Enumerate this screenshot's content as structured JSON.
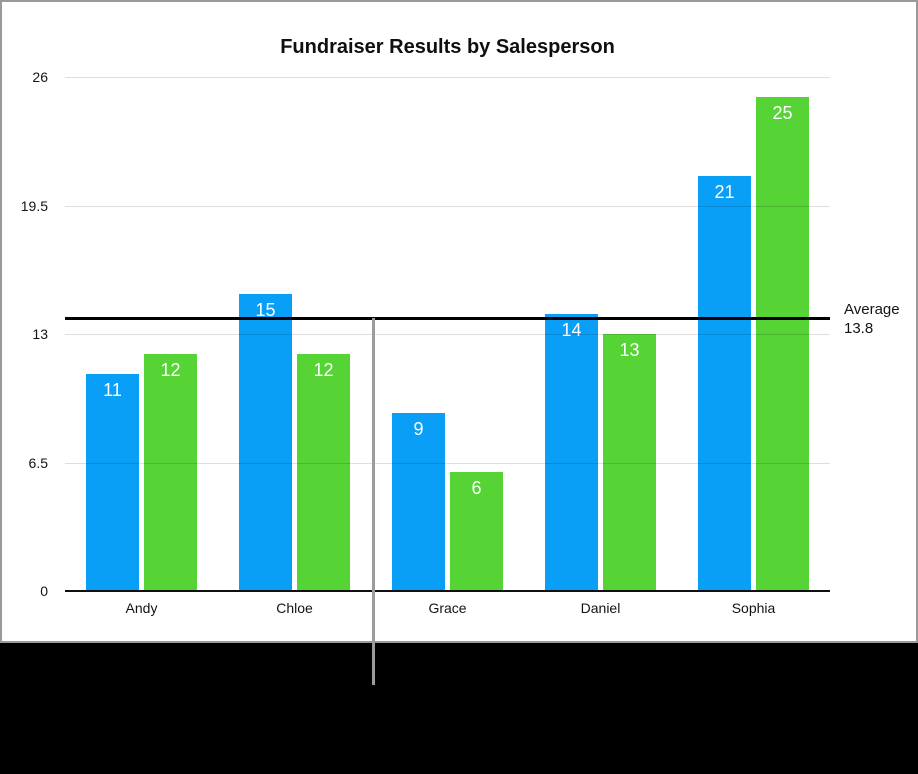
{
  "chart_data": {
    "type": "bar",
    "title": "Fundraiser Results by Salesperson",
    "categories": [
      "Andy",
      "Chloe",
      "Grace",
      "Daniel",
      "Sophia"
    ],
    "series": [
      {
        "name": "series-blue",
        "color": "#0A9FF7",
        "values": [
          11,
          15,
          9,
          14,
          21
        ]
      },
      {
        "name": "series-green",
        "color": "#56D335",
        "values": [
          12,
          12,
          6,
          13,
          25
        ]
      }
    ],
    "yticks": [
      "0",
      "6.5",
      "13",
      "19.5",
      "26"
    ],
    "ytick_values": [
      0,
      6.5,
      13,
      19.5,
      26
    ],
    "ylim": [
      0,
      26
    ],
    "grid": true,
    "legend": "none",
    "bar_value_labels_color": "#ffffff",
    "average_line": {
      "value": 13.8,
      "label_line1": "Average",
      "label_line2": "13.8",
      "color": "#000000"
    }
  },
  "decorations": {
    "leader_line_color": "#9b9b9b",
    "frame_border_color": "#9a9a9a",
    "bottom_region_color": "#000000"
  }
}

- **EXERCISE GOAL**
Your copy should hold every record word for word and none of the pictures.

- **CORRECT RESULT**
Enumerate this screenshot's content as structured JSON.
{
  "chart_data": {
    "type": "bar",
    "title": "Fundraiser Results by Salesperson",
    "categories": [
      "Andy",
      "Chloe",
      "Grace",
      "Daniel",
      "Sophia"
    ],
    "series": [
      {
        "name": "series-blue",
        "color": "#0A9FF7",
        "values": [
          11,
          15,
          9,
          14,
          21
        ]
      },
      {
        "name": "series-green",
        "color": "#56D335",
        "values": [
          12,
          12,
          6,
          13,
          25
        ]
      }
    ],
    "yticks": [
      "0",
      "6.5",
      "13",
      "19.5",
      "26"
    ],
    "ytick_values": [
      0,
      6.5,
      13,
      19.5,
      26
    ],
    "ylim": [
      0,
      26
    ],
    "grid": true,
    "legend": "none",
    "bar_value_labels_color": "#ffffff",
    "average_line": {
      "value": 13.8,
      "label_line1": "Average",
      "label_line2": "13.8",
      "color": "#000000"
    }
  },
  "decorations": {
    "leader_line_color": "#9b9b9b",
    "frame_border_color": "#9a9a9a",
    "bottom_region_color": "#000000"
  }
}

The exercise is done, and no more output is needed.